-- START --

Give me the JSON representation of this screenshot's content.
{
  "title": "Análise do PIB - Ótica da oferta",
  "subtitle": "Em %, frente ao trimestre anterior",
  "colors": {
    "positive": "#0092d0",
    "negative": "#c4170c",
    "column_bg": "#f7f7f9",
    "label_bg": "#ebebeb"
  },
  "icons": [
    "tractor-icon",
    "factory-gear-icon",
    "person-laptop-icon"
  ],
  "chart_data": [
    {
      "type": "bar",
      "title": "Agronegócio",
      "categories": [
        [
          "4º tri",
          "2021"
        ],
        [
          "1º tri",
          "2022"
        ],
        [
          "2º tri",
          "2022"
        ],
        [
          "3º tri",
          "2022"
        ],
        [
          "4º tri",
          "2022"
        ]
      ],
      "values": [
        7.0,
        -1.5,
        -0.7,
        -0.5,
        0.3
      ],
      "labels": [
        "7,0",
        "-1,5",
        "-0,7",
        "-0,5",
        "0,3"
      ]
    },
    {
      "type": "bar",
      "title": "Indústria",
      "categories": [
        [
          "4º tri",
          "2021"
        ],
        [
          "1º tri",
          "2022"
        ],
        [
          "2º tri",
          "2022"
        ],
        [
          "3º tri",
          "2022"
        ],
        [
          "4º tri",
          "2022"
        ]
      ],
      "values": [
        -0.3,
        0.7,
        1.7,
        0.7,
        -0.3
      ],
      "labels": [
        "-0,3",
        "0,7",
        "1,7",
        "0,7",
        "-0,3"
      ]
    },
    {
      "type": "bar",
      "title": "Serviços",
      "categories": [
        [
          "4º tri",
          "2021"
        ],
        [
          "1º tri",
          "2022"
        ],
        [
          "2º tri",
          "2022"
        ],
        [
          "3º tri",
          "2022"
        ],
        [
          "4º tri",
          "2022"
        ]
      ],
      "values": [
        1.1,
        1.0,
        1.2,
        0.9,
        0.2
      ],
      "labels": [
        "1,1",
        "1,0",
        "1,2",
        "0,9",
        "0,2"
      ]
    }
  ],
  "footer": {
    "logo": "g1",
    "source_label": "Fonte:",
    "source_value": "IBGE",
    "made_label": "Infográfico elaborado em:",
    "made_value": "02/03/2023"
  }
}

-- END --

The records above need to be transcribed in full. Keep every character unchanged.

Give me the JSON representation of this screenshot's content.
{
  "title": "Análise do PIB - Ótica da oferta",
  "subtitle": "Em %, frente ao trimestre anterior",
  "colors": {
    "positive": "#0092d0",
    "negative": "#c4170c",
    "column_bg": "#f7f7f9",
    "label_bg": "#ebebeb"
  },
  "icons": [
    "tractor-icon",
    "factory-gear-icon",
    "person-laptop-icon"
  ],
  "chart_data": [
    {
      "type": "bar",
      "title": "Agronegócio",
      "categories": [
        [
          "4º tri",
          "2021"
        ],
        [
          "1º tri",
          "2022"
        ],
        [
          "2º tri",
          "2022"
        ],
        [
          "3º tri",
          "2022"
        ],
        [
          "4º tri",
          "2022"
        ]
      ],
      "values": [
        7.0,
        -1.5,
        -0.7,
        -0.5,
        0.3
      ],
      "labels": [
        "7,0",
        "-1,5",
        "-0,7",
        "-0,5",
        "0,3"
      ]
    },
    {
      "type": "bar",
      "title": "Indústria",
      "categories": [
        [
          "4º tri",
          "2021"
        ],
        [
          "1º tri",
          "2022"
        ],
        [
          "2º tri",
          "2022"
        ],
        [
          "3º tri",
          "2022"
        ],
        [
          "4º tri",
          "2022"
        ]
      ],
      "values": [
        -0.3,
        0.7,
        1.7,
        0.7,
        -0.3
      ],
      "labels": [
        "-0,3",
        "0,7",
        "1,7",
        "0,7",
        "-0,3"
      ]
    },
    {
      "type": "bar",
      "title": "Serviços",
      "categories": [
        [
          "4º tri",
          "2021"
        ],
        [
          "1º tri",
          "2022"
        ],
        [
          "2º tri",
          "2022"
        ],
        [
          "3º tri",
          "2022"
        ],
        [
          "4º tri",
          "2022"
        ]
      ],
      "values": [
        1.1,
        1.0,
        1.2,
        0.9,
        0.2
      ],
      "labels": [
        "1,1",
        "1,0",
        "1,2",
        "0,9",
        "0,2"
      ]
    }
  ],
  "footer": {
    "logo": "g1",
    "source_label": "Fonte:",
    "source_value": "IBGE",
    "made_label": "Infográfico elaborado em:",
    "made_value": "02/03/2023"
  }
}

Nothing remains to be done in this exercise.